Written exercise: Retype all of the data exactly as given.

Records provided:
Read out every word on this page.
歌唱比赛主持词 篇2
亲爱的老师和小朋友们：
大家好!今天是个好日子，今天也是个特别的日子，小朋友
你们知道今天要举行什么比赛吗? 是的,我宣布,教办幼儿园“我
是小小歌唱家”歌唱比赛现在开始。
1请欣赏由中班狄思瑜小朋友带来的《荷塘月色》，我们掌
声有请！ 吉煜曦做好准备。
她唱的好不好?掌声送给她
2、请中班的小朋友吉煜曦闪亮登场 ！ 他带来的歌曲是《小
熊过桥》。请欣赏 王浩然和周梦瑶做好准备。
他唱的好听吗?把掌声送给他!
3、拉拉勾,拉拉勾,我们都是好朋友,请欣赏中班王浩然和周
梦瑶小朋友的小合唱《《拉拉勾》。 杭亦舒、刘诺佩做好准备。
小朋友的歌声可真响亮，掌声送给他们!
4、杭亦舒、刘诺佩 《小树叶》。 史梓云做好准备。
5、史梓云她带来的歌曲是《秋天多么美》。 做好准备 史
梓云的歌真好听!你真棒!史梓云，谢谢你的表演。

Answer to this task:
Read out every word on this page.
歌唱比赛主持词 篇2
亲爱的老师和小朋友们：
大家好!今天是个好日子，今天也是个特别的日子，小朋友
你们知道今天要举行什么比赛吗? 是的,我宣布,教办幼儿园“我
是小小歌唱家”歌唱比赛现在开始。
1请欣赏由中班狄思瑜小朋友带来的《荷塘月色》，我们掌
声有请！ 吉煜曦做好准备。
她唱的好不好?掌声送给她
2、请中班的小朋友吉煜曦闪亮登场 ！ 他带来的歌曲是《小
熊过桥》。请欣赏 王浩然和周梦瑶做好准备。
他唱的好听吗?把掌声送给他!
3、拉拉勾,拉拉勾,我们都是好朋友,请欣赏中班王浩然和周
梦瑶小朋友的小合唱《《拉拉勾》。 杭亦舒、刘诺佩做好准备。
小朋友的歌声可真响亮，掌声送给他们!
4、杭亦舒、刘诺佩 《小树叶》。 史梓云做好准备。
5、史梓云她带来的歌曲是《秋天多么美》。 做好准备 史
梓云的歌真好听!你真棒!史梓云，谢谢你的表演。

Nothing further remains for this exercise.